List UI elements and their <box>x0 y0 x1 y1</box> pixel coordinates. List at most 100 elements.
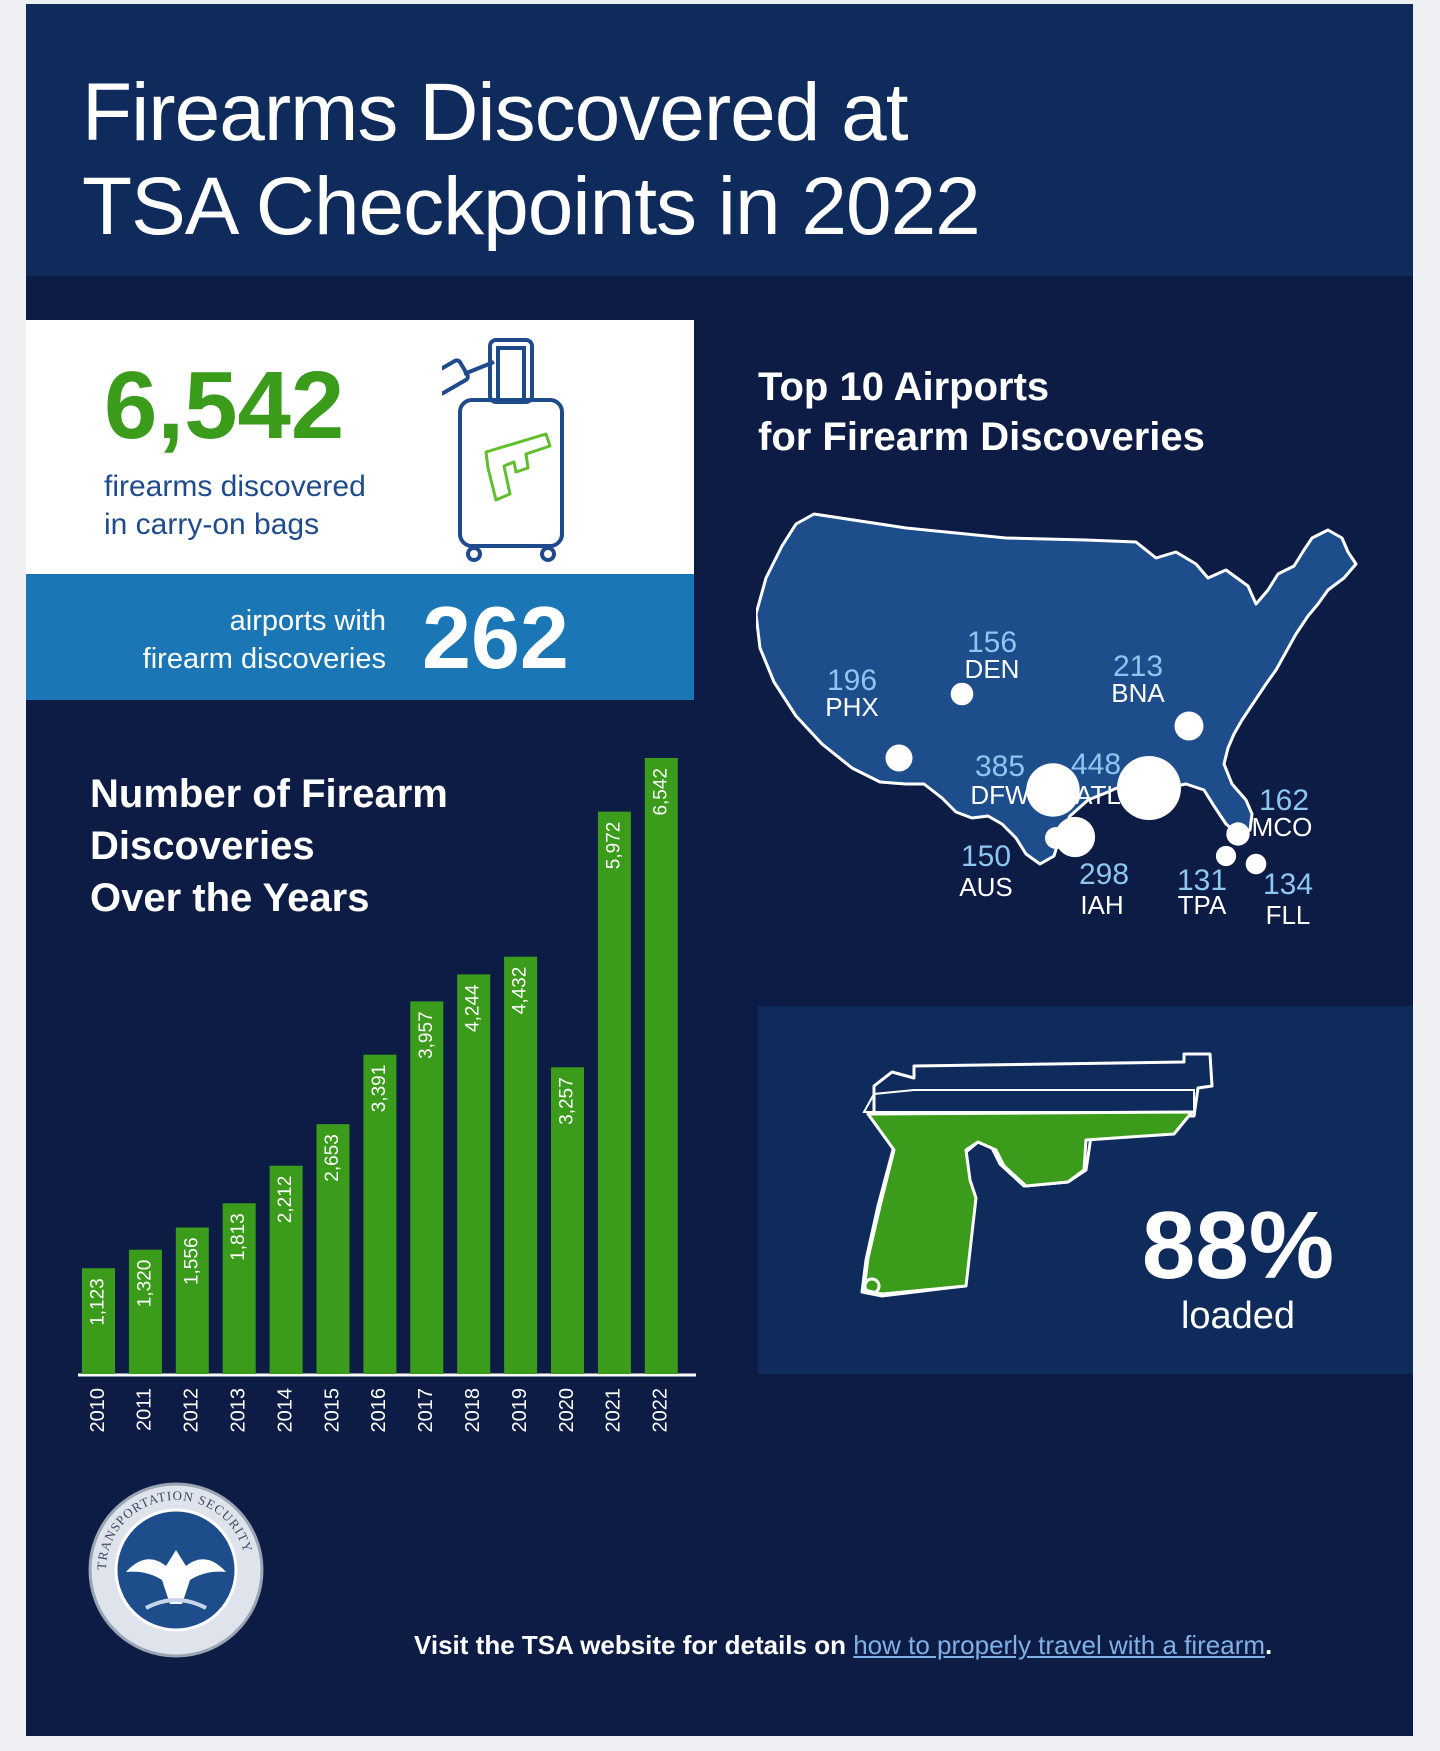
bar-2017 <box>410 1001 444 1374</box>
footer-period: . <box>1265 1630 1273 1660</box>
airports-caption: airports with firearm discoveries <box>86 602 386 678</box>
bar-2018 <box>457 974 491 1374</box>
bar-value-label: 2,212 <box>275 1176 296 1224</box>
bar-2013 <box>222 1203 256 1374</box>
footer-note: Visit the TSA website for details on how… <box>414 1628 1374 1662</box>
bar-value-label: 2,653 <box>322 1134 343 1182</box>
airport-value-FLL: 134 <box>1263 868 1313 901</box>
bar-2011 <box>128 1249 162 1374</box>
header-banner: Firearms Discovered at TSA Checkpoints i… <box>26 4 1413 276</box>
firearms-caption: firearms discovered in carry-on bags <box>104 468 434 544</box>
airports-stat-bar: airports with firearm discoveries 262 <box>26 574 694 700</box>
bar-2020 <box>551 1067 584 1374</box>
footer-text: Visit the TSA website for details on <box>414 1630 854 1660</box>
airport-value-ATL: 448 <box>1071 748 1121 781</box>
bar-2012 <box>175 1227 209 1374</box>
infographic: Firearms Discovered at TSA Checkpoints i… <box>26 4 1413 1736</box>
airport-bubble-AUS <box>1045 827 1067 849</box>
bar-2016 <box>363 1054 397 1374</box>
year-tick-label: 2018 <box>462 1388 484 1433</box>
year-tick-label: 2012 <box>181 1388 203 1433</box>
year-tick-label: 2021 <box>603 1388 625 1433</box>
airport-bubble-FLL <box>1245 853 1267 875</box>
year-tick-label: 2016 <box>368 1388 390 1433</box>
bar-2015 <box>316 1124 350 1374</box>
airports-caption-line-1: airports with <box>229 605 386 637</box>
bar-2022 <box>644 758 678 1374</box>
chart-title-line-1: Number of Firearm <box>90 772 448 816</box>
bar-value-label: 1,813 <box>228 1213 249 1261</box>
airport-bubble-ATL <box>1117 756 1181 820</box>
airport-code-FLL: FLL <box>1266 900 1311 930</box>
bar-value-label: 3,257 <box>557 1077 578 1125</box>
us-map-outline <box>756 512 1358 866</box>
firearms-caption-line-1: firearms discovered <box>104 470 366 503</box>
year-tick-label: 2014 <box>274 1388 296 1433</box>
airports-count: 262 <box>422 588 569 687</box>
bar-2019 <box>504 956 538 1374</box>
bar-value-label: 1,556 <box>181 1237 202 1285</box>
year-tick-label: 2019 <box>509 1388 531 1433</box>
airport-value-DEN: 156 <box>967 626 1017 659</box>
bar-value-label: 1,320 <box>134 1260 155 1308</box>
airport-value-IAH: 298 <box>1079 858 1129 891</box>
firearms-caption-line-2: in carry-on bags <box>104 508 320 541</box>
airport-value-TPA: 131 <box>1177 864 1227 897</box>
firearms-count: 6,542 <box>104 352 345 459</box>
bar-chart: 1,123 2010 1,320 2011 1,556 2012 1,813 2013 2,21… <box>78 758 696 1433</box>
title-line-2: TSA Checkpoints in 2022 <box>82 161 981 252</box>
map-title: Top 10 Airports for Firearm Discoveries <box>758 362 1318 462</box>
pistol-icon <box>860 1052 1214 1298</box>
airport-bubble-TPA <box>1215 845 1237 867</box>
map-title-line-2: for Firearm Discoveries <box>758 415 1205 459</box>
bar-2021 <box>597 811 631 1374</box>
year-tick-label: 2020 <box>556 1388 578 1433</box>
bar-value-label: 5,972 <box>603 822 624 870</box>
airport-code-AUS: AUS <box>959 872 1012 902</box>
airport-code-ATL: ATL <box>1075 780 1121 810</box>
airport-bubble-MCO <box>1226 822 1250 846</box>
loaded-stat-box: 88% loaded <box>758 1006 1413 1374</box>
loaded-percent: 88% <box>1141 1192 1335 1299</box>
page-title: Firearms Discovered at TSA Checkpoints i… <box>82 66 1182 254</box>
year-tick-label: 2015 <box>321 1388 343 1433</box>
firearm-travel-link[interactable]: how to properly travel with a firearm <box>853 1630 1266 1660</box>
bar-value-label: 3,391 <box>369 1065 390 1113</box>
year-tick-label: 2011 <box>134 1388 156 1431</box>
airport-value-DFW: 385 <box>975 750 1025 783</box>
year-tick-label: 2017 <box>415 1388 437 1433</box>
airport-code-DFW: DFW <box>970 780 1030 810</box>
airport-bubble-BNA <box>1174 711 1204 741</box>
bar-2010 <box>82 1268 115 1374</box>
map-title-line-1: Top 10 Airports <box>758 365 1050 409</box>
bar-value-label: 4,244 <box>463 984 484 1032</box>
chart-title-line-3: Over the Years <box>90 876 370 920</box>
carry-on-stat-box: 6,542 firearms discovered in carry-on ba… <box>26 320 694 574</box>
loaded-label: loaded <box>1180 1295 1296 1337</box>
airports-caption-line-2: firearm discoveries <box>142 643 386 675</box>
airport-code-TPA: TPA <box>1178 890 1227 920</box>
airport-value-AUS: 150 <box>961 840 1011 873</box>
airport-code-IAH: IAH <box>1080 890 1123 920</box>
airport-bubble-PHX <box>885 744 913 772</box>
chart-title-line-2: Discoveries <box>90 824 315 868</box>
bar-value-label: 3,957 <box>416 1011 437 1059</box>
airport-bubble-DEN <box>950 682 974 706</box>
title-line-1: Firearms Discovered at <box>82 67 909 158</box>
year-tick-label: 2010 <box>87 1388 109 1433</box>
airport-code-DEN: DEN <box>965 654 1020 684</box>
bar-2014 <box>269 1165 303 1374</box>
tsa-seal-logo: TRANSPORTATION SECURITY <box>88 1482 264 1658</box>
bar-value-label: 4,432 <box>510 967 531 1015</box>
bar-value-label: 6,542 <box>650 768 671 816</box>
bar-value-label: 1,123 <box>88 1278 109 1326</box>
airport-bubble-IAH <box>1054 816 1096 858</box>
airport-code-PHX: PHX <box>825 692 878 722</box>
airport-value-MCO: 162 <box>1259 784 1309 817</box>
year-tick-label: 2013 <box>227 1388 249 1433</box>
airport-bubble-DFW <box>1026 763 1080 817</box>
chart-title: Number of Firearm Discoveries Over the Y… <box>90 768 510 924</box>
airport-value-PHX: 196 <box>827 664 877 697</box>
airport-value-BNA: 213 <box>1113 650 1163 683</box>
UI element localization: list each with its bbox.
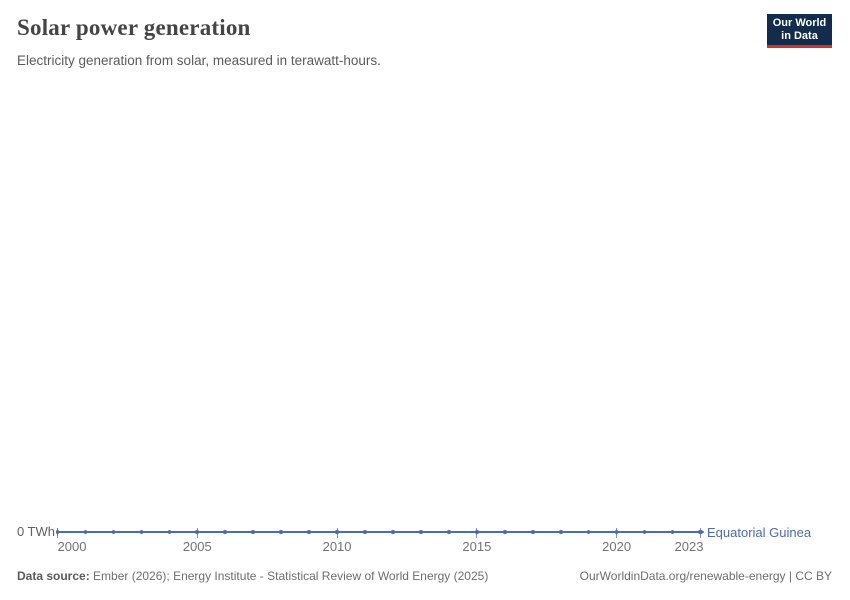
data-point[interactable] (475, 530, 479, 534)
data-point[interactable] (447, 530, 451, 534)
data-source-label: Data source: (17, 569, 90, 583)
owid-logo-accent-bar (767, 45, 832, 48)
data-point[interactable] (670, 530, 675, 534)
series-entity-label[interactable]: Equatorial Guinea (707, 524, 812, 540)
data-point[interactable] (642, 530, 647, 534)
data-point[interactable] (391, 530, 395, 534)
data-point[interactable] (363, 530, 367, 534)
data-point[interactable] (195, 530, 200, 534)
data-point[interactable] (111, 530, 116, 534)
data-point[interactable] (419, 530, 423, 534)
data-point[interactable] (307, 530, 311, 534)
y-axis-zero-label: 0 TWh (16, 524, 55, 539)
data-point[interactable] (335, 530, 339, 534)
x-axis-label: 2015 (462, 538, 492, 554)
owid-logo-text: Our World in Data (772, 17, 827, 42)
data-point[interactable] (530, 530, 535, 534)
x-axis-label: 2005 (182, 538, 212, 554)
data-point[interactable] (698, 529, 703, 535)
x-axis-label: 2023 (674, 538, 704, 554)
data-point[interactable] (251, 530, 255, 534)
data-point[interactable] (139, 530, 144, 534)
series-line[interactable] (57, 531, 704, 533)
chart-subtitle: Electricity generation from solar, measu… (17, 53, 381, 68)
x-axis-label: 2000 (57, 538, 87, 554)
data-point[interactable] (167, 530, 172, 534)
data-point[interactable] (83, 530, 88, 534)
data-point[interactable] (503, 530, 507, 534)
x-axis-label: 2020 (602, 538, 632, 554)
owid-logo[interactable]: Our World in Data (767, 14, 832, 48)
x-axis-label: 2010 (322, 538, 352, 554)
data-point[interactable] (558, 530, 563, 534)
chart-title: Solar power generation (17, 15, 251, 40)
data-point[interactable] (223, 530, 228, 534)
data-source-note: Data source: Ember (2026); Energy Instit… (17, 569, 488, 583)
data-point[interactable] (55, 530, 60, 534)
owid-link[interactable]: OurWorldinData.org/renewable-energy | CC… (579, 569, 832, 583)
data-point[interactable] (279, 530, 283, 534)
data-source-text: Ember (2026); Energy Institute - Statist… (89, 569, 489, 583)
data-point[interactable] (614, 530, 619, 534)
data-point[interactable] (586, 530, 591, 534)
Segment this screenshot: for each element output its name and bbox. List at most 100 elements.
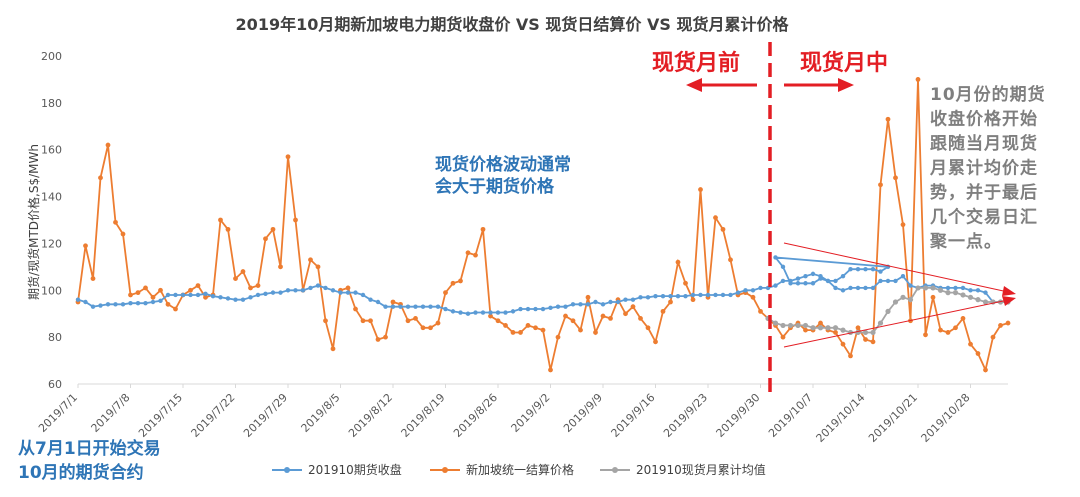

Exercise requirements
Reproduce the lines of the data from the line with "data-point[interactable] (475, 530, 479, 534)" to the line with "data-point[interactable] (670, 530, 675, 534)", both included, character for character.

Answer to the task
data-point[interactable] (475, 530, 479, 534)
data-point[interactable] (447, 530, 451, 534)
data-source-label: Data source: (17, 569, 90, 583)
owid-logo-accent-bar (767, 45, 832, 48)
data-point[interactable] (670, 530, 675, 534)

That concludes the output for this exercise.